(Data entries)
********
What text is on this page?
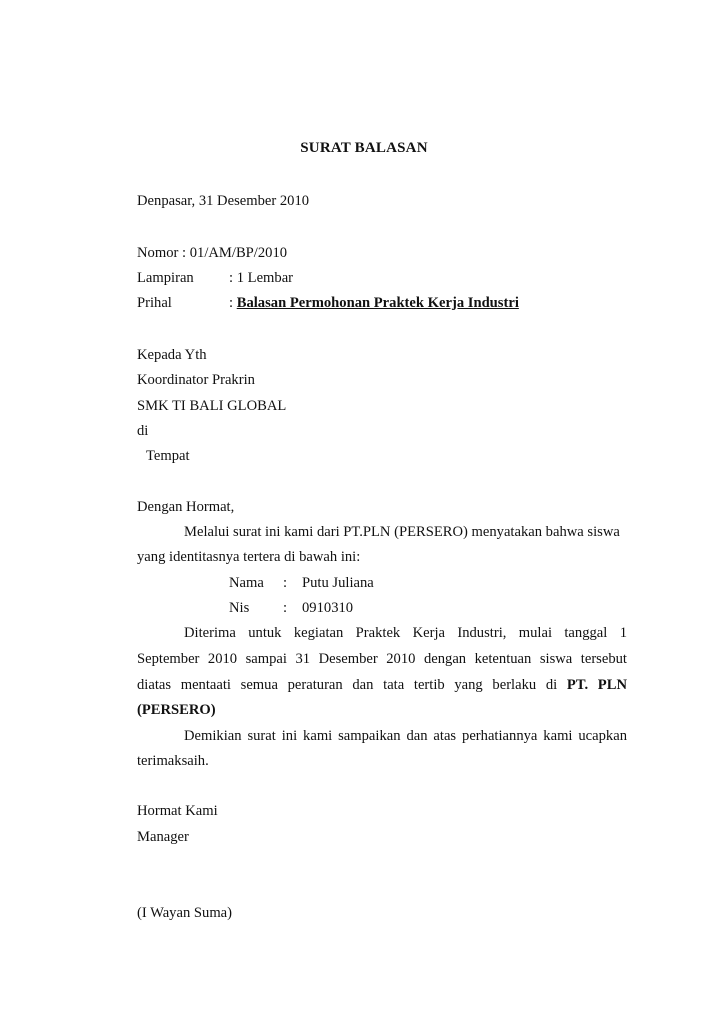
SURAT BALASAN
Denpasar, 31 Desember 2010
Nomor : 01/AM/BP/2010
Lampiran : 1 Lembar
Prihal	: Balasan Permohonan Praktek Kerja Industri
Kepada Yth
Koordinator Prakrin
SMK TI BALI GLOBAL
di
Tempat
Dengan Hormat,
Melalui surat ini kami dari PT.PLN (PERSERO) menyatakan bahwa siswa
yang identitasnya tertera di bawah ini:
Nama : Putu Juliana
Nis : 0910310
Diterima untuk kegiatan Praktek Kerja Industri, mulai tanggal 1
September 2010 sampai 31 Desember 2010 dengan ketentuan siswa tersebut
diatas mentaati semua peraturan dan tata tertib yang berlaku di PT. PLN
(PERSERO)
Demikian surat ini kami sampaikan dan atas perhatiannya kami ucapkan
terimaksaih.
Hormat Kami
Manager
(I Wayan Suma)
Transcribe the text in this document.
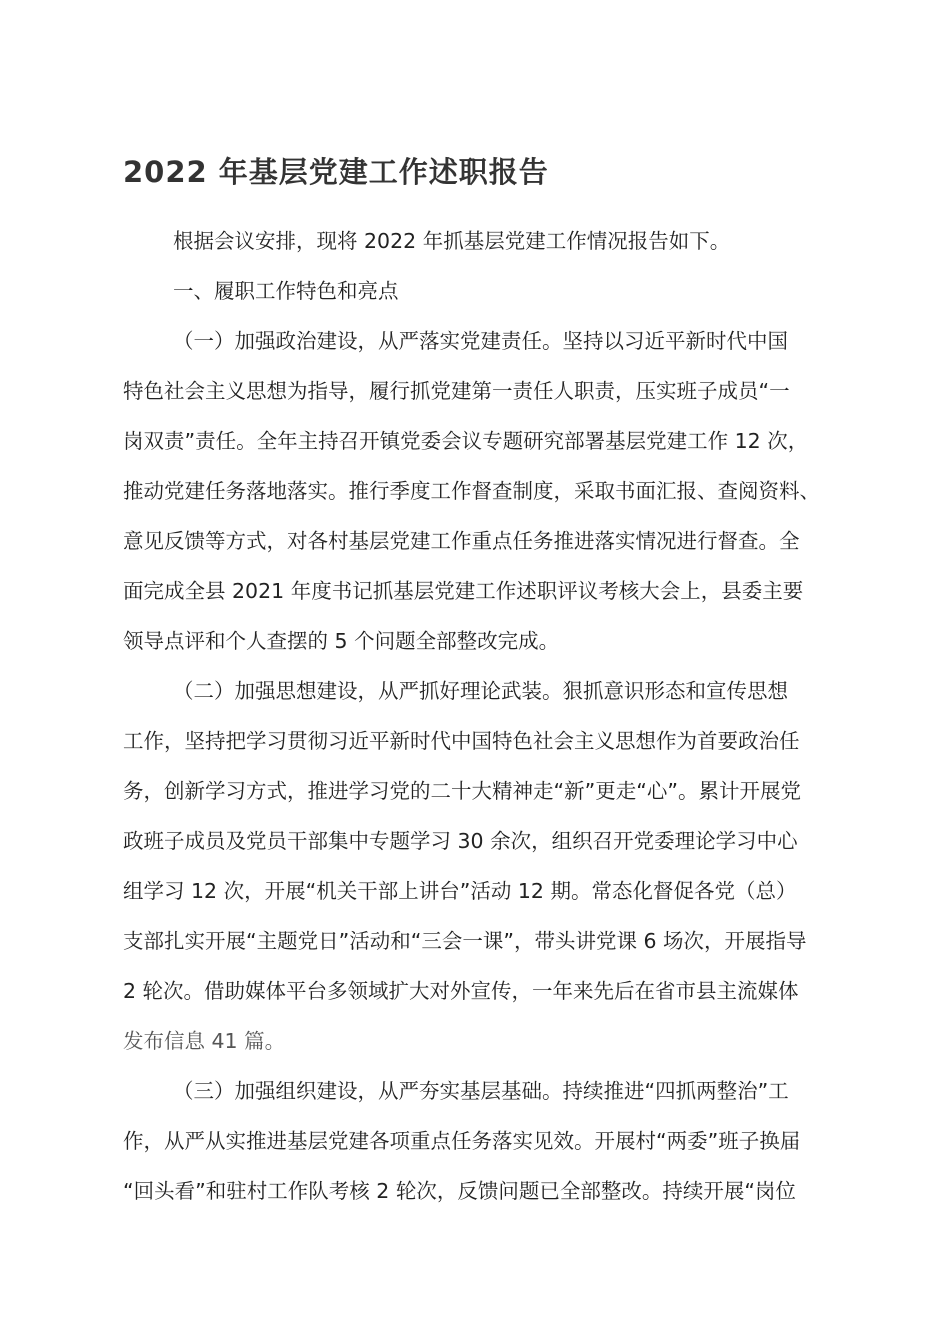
2022 年基层党建工作述职报告
根据会议安排，现将 2022 年抓基层党建工作情况报告如下。
一、履职工作特色和亮点
（一）加强政治建设，从严落实党建责任。坚持以习近平新时代中国
特色社会主义思想为指导，履行抓党建第一责任人职责，压实班子成员“一
岗双责”责任。全年主持召开镇党委会议专题研究部署基层党建工作 12 次，
推动党建任务落地落实。推行季度工作督查制度，采取书面汇报、查阅资料、
意见反馈等方式，对各村基层党建工作重点任务推进落实情况进行督查。全
面完成全县 2021 年度书记抓基层党建工作述职评议考核大会上，县委主要
领导点评和个人查摆的 5 个问题全部整改完成。
（二）加强思想建设，从严抓好理论武装。狠抓意识形态和宣传思想
工作，坚持把学习贯彻习近平新时代中国特色社会主义思想作为首要政治任
务，创新学习方式，推进学习党的二十大精神走“新”更走“心”。累计开展党
政班子成员及党员干部集中专题学习 30 余次，组织召开党委理论学习中心
组学习 12 次，开展“机关干部上讲台”活动 12 期。常态化督促各党（总）
支部扎实开展“主题党日”活动和“三会一课”，带头讲党课 6 场次，开展指导
2 轮次。借助媒体平台多领域扩大对外宣传，一年来先后在省市县主流媒体
发布信息 41 篇。
（三）加强组织建设，从严夯实基层基础。持续推进“四抓两整治”工
作，从严从实推进基层党建各项重点任务落实见效。开展村“两委”班子换届
“回头看”和驻村工作队考核 2 轮次，反馈问题已全部整改。持续开展“岗位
********
Look through the entries above and report the number of lines that contain "Industri". Write only the number.

■ FINISHED ANSWER: 2